Start of Data extract

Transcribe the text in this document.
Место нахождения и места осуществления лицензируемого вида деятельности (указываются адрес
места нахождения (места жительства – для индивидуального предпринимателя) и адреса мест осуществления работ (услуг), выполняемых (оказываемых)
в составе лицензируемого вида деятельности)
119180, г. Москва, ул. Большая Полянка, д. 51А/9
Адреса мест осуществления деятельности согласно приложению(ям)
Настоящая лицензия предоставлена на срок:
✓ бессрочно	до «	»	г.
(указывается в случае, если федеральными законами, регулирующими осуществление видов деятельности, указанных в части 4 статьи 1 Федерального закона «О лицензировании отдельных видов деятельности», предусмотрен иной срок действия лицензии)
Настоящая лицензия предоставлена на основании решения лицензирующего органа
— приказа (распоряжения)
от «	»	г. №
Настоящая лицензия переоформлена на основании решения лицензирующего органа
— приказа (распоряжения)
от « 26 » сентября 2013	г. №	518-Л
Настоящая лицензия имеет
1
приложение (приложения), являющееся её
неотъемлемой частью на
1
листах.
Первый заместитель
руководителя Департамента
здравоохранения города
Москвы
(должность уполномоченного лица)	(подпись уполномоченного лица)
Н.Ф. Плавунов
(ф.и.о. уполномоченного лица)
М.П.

End of Data extract
Start of Data extract

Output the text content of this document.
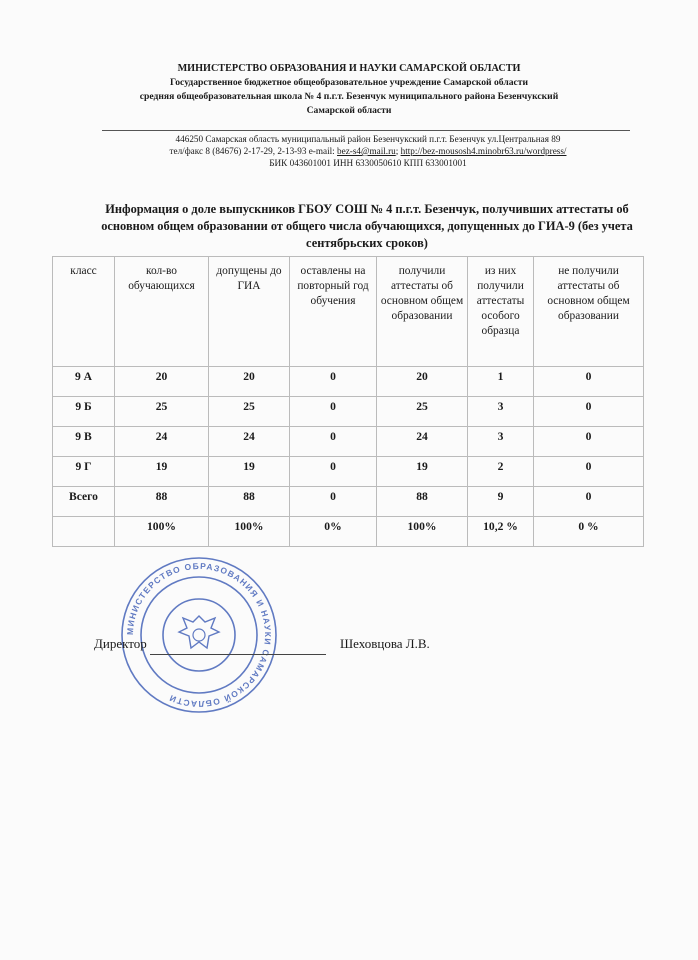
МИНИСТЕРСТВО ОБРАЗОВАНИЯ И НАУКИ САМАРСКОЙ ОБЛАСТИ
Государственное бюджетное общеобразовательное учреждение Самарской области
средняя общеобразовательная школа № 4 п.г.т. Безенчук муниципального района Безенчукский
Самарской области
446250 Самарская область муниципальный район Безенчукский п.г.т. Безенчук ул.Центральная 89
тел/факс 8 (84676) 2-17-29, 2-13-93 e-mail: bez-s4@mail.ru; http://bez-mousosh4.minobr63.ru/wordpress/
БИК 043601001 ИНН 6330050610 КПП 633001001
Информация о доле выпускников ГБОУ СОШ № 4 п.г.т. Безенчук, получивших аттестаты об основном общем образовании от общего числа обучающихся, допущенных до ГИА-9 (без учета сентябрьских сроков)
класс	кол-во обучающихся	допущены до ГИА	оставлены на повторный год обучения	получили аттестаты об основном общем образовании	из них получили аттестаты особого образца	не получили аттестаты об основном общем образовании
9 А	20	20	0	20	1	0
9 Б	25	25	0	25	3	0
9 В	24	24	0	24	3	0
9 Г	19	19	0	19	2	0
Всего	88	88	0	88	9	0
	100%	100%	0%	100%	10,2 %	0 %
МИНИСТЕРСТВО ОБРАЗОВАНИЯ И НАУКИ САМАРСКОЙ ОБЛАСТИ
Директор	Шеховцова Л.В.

End of Data extract

**What you will do**: Look through the listing above. Pick out each line with "основании" and copy it.

**Output for this exercise**:
Настоящая лицензия предоставлена на основании решения лицензирующего органа
Настоящая лицензия переоформлена на основании решения лицензирующего органа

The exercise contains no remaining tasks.